[WHAT TO DO]:
From the entries below, copy out every line with "renew" in it.
──────
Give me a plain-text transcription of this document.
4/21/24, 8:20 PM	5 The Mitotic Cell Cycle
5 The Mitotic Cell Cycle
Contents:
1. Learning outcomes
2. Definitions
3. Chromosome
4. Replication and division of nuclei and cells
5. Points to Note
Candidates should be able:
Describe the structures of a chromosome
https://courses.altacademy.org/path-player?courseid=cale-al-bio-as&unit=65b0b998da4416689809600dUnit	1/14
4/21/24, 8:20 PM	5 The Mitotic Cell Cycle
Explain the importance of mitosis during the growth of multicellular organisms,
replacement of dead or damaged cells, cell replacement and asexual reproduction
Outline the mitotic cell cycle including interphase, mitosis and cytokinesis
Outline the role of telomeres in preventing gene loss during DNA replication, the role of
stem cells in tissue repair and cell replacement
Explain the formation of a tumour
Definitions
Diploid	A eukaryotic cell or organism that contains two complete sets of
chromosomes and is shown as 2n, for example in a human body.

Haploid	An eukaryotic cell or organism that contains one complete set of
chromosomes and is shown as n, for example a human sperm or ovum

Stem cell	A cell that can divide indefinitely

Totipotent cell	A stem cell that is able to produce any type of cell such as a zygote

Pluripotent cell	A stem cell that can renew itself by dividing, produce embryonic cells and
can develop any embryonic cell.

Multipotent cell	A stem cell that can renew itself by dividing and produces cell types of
──────
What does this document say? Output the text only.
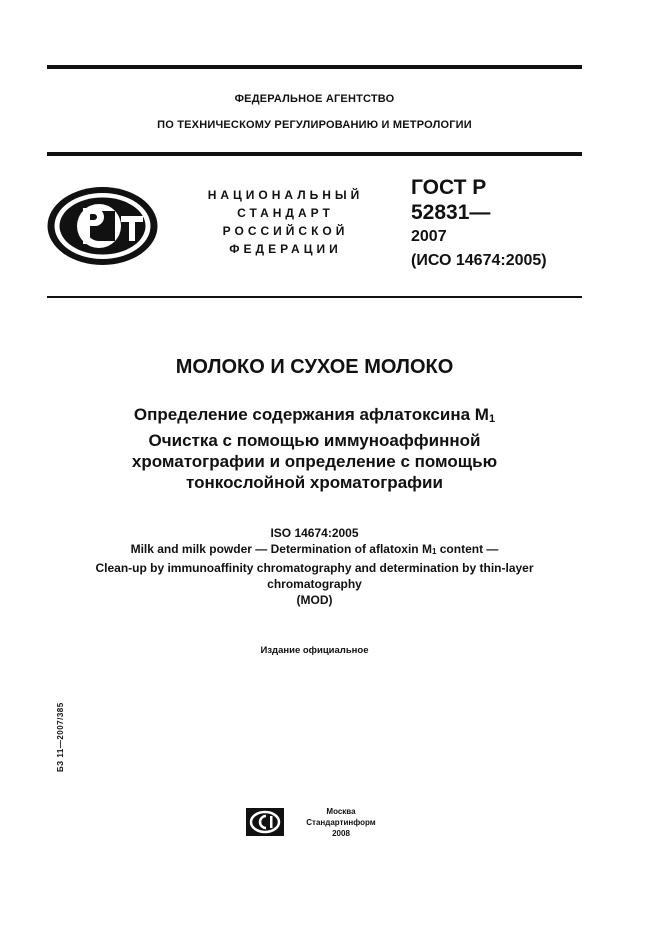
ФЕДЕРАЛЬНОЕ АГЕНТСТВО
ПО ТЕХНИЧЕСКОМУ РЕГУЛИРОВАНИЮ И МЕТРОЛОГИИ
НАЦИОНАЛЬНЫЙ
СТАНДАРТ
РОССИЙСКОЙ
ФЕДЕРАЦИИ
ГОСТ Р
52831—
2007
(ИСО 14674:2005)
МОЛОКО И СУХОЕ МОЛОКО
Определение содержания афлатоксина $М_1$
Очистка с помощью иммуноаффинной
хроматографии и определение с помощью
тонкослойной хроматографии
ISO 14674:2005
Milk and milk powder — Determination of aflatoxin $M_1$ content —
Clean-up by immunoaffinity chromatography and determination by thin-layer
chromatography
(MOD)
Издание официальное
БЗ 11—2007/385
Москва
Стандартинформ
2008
──────
[OUTPUT BELOW]:
Pluripotent cell	A stem cell that can renew itself by dividing, produce embryonic cells and
Multipotent cell	A stem cell that can renew itself by dividing and produces cell types of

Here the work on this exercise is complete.